> _Brief_:
Pull each line containing "Compared" out of the data and copy it.

> _Supplied data_:
■ ■ ■ ■ ■ ■ ■

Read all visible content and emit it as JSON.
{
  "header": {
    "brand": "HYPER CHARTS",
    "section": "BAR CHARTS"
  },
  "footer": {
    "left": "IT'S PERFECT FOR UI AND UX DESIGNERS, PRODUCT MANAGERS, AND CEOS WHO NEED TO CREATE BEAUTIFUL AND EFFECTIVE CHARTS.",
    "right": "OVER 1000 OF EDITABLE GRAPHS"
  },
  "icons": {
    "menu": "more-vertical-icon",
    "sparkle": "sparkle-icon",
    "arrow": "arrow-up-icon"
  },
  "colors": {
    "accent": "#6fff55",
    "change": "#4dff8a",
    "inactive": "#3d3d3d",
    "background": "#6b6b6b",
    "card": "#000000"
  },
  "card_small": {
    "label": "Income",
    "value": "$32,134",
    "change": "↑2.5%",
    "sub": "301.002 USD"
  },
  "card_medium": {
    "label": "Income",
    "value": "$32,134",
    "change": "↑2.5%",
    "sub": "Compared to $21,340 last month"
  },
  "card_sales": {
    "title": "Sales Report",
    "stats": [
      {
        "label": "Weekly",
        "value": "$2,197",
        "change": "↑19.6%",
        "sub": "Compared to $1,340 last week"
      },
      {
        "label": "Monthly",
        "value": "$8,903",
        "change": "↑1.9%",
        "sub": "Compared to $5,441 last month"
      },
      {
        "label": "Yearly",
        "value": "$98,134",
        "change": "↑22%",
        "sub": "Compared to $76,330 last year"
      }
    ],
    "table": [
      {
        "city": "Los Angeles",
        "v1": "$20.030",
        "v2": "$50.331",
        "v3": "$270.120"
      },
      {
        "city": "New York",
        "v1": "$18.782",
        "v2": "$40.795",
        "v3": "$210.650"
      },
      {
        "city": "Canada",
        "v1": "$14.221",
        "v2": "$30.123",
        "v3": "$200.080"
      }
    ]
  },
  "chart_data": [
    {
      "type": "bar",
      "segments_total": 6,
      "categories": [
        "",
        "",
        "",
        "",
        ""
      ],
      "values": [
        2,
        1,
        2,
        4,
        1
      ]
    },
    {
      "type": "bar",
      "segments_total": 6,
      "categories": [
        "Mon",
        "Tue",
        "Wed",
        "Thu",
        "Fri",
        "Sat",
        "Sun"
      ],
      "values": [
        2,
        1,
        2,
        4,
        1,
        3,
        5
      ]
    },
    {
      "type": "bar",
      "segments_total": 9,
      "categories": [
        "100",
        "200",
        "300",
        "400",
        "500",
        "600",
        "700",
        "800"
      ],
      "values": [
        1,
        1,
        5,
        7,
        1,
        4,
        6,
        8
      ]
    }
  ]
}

■ ■ ■ ■ ■ ■ ■

> _Result_:
    "sub": "Compared to $21,340 last month"
        "sub": "Compared to $1,340 last week"
        "sub": "Compared to $5,441 last month"
        "sub": "Compared to $76,330 last year"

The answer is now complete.